▶ **What needs to be done**
Write out each line from the data below that includes the word "برقم".

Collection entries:
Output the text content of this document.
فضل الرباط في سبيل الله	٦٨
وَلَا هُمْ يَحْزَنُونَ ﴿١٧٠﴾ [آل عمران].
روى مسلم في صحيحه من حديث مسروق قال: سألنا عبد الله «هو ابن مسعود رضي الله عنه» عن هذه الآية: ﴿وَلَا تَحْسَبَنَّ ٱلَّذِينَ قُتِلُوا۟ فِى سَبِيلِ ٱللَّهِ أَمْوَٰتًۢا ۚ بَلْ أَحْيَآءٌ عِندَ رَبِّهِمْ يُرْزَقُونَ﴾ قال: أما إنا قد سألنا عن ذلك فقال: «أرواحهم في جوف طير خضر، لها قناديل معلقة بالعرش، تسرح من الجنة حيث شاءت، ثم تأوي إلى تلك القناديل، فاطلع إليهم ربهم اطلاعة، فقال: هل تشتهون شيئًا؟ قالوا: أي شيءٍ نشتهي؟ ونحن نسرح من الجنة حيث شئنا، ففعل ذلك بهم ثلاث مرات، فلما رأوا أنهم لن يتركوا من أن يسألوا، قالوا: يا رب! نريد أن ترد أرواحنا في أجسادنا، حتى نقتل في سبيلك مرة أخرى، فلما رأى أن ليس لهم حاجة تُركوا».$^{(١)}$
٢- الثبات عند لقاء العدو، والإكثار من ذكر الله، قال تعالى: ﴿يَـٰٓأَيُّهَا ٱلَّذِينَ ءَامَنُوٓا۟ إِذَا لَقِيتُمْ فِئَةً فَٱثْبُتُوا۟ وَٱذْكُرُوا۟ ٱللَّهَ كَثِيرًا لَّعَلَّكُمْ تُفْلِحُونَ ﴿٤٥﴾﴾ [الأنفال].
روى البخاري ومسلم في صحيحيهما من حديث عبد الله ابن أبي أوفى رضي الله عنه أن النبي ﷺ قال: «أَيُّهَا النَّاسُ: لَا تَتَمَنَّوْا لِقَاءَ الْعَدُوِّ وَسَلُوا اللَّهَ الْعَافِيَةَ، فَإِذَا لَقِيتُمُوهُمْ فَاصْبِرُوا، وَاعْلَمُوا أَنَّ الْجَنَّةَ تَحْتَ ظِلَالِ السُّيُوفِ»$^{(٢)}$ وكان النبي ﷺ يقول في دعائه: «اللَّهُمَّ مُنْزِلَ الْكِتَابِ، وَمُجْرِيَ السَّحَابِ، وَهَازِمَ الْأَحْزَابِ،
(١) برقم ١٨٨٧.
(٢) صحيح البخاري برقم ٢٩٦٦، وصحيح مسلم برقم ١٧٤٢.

▶ **Answer to this problem**
(١) برقم ١٨٨٧.
(٢) صحيح البخاري برقم ٢٩٦٦، وصحيح مسلم برقم ١٧٤٢.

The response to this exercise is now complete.